* _Your instructions_: In the data below, how many lines include the string "Harder"? Give only the number.

* _Data supplied_:
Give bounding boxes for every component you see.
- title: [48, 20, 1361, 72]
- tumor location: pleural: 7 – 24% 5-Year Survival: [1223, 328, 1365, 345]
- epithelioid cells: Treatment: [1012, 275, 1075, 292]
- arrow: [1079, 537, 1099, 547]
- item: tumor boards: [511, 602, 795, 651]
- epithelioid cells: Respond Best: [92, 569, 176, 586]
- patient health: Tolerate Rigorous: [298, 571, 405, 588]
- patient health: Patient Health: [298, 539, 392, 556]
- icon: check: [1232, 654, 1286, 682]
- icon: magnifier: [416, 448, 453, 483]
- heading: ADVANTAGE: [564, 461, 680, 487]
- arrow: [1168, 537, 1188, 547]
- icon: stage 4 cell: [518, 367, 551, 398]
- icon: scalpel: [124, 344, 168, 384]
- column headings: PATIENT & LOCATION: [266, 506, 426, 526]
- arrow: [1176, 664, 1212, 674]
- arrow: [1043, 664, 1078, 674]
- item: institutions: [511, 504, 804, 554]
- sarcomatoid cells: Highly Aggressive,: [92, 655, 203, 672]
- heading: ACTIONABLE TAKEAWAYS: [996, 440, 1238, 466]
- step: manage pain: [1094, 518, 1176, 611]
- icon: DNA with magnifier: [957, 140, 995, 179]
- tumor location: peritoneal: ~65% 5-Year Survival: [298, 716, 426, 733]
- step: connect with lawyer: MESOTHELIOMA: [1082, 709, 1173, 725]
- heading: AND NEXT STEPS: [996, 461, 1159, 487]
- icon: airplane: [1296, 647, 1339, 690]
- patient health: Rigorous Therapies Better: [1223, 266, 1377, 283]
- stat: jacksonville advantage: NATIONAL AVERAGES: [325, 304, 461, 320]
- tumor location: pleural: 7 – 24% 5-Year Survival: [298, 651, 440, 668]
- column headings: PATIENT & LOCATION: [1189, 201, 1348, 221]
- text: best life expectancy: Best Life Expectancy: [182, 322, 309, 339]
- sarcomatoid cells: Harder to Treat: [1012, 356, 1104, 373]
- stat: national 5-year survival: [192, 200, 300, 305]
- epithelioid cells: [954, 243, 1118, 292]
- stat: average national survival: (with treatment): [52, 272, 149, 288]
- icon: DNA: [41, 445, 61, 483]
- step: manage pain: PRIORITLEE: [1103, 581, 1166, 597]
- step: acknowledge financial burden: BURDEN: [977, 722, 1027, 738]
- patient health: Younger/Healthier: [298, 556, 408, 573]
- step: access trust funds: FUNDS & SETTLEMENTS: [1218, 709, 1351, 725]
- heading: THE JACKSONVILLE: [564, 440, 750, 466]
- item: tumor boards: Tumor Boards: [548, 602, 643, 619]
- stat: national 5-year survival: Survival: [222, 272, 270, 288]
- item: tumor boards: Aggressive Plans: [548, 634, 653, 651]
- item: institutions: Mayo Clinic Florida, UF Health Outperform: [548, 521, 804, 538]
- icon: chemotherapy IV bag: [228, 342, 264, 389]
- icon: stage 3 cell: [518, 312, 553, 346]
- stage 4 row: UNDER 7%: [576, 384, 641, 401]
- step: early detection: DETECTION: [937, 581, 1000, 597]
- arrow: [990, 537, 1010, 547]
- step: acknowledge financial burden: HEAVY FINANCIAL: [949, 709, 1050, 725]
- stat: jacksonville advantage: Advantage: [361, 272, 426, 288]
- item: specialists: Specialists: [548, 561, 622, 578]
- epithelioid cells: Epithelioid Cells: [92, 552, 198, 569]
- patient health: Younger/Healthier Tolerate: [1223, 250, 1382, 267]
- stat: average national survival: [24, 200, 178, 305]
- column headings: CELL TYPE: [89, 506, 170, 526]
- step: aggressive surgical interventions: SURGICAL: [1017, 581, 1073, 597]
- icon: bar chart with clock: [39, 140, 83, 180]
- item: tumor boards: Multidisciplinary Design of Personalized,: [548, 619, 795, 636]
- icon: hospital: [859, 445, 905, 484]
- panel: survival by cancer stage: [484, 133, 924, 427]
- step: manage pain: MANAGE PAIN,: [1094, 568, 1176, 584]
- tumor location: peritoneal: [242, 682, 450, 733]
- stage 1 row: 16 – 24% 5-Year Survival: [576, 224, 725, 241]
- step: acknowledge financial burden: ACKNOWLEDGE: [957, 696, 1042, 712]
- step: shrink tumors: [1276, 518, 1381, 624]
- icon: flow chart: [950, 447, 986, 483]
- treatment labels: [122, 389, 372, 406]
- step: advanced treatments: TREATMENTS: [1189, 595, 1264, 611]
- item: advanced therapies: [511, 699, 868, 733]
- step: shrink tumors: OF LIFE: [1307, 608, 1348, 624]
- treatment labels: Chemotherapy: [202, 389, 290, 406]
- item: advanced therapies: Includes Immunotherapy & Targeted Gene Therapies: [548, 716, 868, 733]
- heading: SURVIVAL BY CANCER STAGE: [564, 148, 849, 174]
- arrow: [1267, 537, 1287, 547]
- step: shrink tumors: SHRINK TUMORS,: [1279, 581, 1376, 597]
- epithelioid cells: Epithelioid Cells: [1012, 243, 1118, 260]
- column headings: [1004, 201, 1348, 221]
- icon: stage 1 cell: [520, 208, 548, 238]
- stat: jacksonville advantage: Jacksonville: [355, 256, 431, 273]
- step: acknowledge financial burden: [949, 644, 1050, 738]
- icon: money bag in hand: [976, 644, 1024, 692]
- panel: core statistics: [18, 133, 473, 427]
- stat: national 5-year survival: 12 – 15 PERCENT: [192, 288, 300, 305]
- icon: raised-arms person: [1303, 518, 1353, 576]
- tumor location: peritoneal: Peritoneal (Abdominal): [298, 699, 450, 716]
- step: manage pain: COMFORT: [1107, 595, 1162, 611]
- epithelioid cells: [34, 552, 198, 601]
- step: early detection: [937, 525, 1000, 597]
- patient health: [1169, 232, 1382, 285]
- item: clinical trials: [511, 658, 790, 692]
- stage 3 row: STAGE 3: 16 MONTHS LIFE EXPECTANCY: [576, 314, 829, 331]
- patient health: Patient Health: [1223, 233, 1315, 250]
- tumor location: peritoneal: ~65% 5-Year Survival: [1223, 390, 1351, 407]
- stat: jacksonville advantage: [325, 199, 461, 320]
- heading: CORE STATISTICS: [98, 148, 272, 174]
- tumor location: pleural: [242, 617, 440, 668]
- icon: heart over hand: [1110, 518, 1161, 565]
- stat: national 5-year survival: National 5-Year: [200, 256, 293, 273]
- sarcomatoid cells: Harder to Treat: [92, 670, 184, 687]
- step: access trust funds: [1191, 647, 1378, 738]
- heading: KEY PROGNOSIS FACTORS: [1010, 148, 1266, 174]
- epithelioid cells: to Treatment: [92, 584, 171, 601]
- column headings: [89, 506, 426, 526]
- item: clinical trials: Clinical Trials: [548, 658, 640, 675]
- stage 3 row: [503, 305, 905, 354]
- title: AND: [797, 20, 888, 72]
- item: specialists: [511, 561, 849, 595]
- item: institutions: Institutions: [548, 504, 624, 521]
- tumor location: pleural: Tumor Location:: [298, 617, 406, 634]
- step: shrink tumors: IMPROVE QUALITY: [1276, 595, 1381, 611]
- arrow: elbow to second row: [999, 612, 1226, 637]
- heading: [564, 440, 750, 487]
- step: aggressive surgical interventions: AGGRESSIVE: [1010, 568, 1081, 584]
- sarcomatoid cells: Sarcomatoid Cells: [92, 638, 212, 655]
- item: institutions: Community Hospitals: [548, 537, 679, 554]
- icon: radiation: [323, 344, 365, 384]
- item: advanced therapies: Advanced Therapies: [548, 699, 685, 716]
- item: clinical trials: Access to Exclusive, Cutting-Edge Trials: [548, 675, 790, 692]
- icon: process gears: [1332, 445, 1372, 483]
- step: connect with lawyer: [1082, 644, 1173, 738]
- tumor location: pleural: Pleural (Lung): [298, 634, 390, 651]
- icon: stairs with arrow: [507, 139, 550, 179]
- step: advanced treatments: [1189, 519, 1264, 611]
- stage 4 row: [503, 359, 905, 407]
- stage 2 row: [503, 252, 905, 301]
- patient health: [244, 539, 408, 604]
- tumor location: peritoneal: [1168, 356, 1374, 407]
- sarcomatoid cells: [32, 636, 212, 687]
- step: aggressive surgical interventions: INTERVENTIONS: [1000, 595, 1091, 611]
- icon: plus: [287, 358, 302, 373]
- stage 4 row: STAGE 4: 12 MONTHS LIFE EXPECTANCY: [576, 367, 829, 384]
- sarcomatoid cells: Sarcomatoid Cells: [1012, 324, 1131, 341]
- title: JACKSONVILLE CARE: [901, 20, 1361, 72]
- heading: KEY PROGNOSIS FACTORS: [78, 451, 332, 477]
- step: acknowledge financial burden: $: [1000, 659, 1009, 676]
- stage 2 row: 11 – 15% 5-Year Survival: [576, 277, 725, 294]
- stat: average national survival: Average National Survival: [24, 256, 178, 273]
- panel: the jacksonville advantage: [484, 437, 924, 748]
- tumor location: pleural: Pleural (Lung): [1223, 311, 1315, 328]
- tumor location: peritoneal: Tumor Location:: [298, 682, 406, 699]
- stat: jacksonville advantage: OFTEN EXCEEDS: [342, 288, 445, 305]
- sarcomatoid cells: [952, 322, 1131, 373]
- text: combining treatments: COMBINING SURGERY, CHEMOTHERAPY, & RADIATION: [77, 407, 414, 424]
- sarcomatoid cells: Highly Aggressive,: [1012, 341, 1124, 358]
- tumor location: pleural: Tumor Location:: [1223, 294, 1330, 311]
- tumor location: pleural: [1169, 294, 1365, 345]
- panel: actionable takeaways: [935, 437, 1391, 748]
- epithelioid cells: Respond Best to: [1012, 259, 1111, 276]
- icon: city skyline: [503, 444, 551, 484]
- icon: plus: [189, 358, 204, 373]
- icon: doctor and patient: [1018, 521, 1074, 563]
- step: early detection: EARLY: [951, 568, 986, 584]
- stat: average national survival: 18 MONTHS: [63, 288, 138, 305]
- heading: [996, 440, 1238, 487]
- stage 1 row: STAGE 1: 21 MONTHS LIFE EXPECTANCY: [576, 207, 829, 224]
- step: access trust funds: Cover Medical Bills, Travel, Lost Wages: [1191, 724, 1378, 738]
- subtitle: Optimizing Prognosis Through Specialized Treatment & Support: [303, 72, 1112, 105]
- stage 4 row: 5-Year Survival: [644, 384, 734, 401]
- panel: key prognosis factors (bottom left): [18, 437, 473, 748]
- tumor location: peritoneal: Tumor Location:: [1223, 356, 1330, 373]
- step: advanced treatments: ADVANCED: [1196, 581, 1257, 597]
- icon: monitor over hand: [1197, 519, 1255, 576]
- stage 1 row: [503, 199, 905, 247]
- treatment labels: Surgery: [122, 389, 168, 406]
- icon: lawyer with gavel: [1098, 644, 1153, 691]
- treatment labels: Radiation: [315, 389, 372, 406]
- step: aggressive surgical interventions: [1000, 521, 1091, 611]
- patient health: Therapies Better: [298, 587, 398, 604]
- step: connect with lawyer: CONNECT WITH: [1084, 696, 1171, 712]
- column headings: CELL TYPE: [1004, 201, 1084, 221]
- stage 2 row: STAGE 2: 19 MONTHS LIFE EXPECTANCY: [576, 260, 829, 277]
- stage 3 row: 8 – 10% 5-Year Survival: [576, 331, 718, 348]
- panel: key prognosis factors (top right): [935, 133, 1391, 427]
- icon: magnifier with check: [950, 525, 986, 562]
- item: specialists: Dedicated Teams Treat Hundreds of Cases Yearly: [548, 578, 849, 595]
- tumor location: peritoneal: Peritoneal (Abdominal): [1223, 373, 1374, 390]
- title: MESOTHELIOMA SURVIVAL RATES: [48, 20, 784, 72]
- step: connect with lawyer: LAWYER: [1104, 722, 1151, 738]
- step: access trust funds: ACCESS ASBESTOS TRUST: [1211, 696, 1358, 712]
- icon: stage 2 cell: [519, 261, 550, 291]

* _Answer area_: 2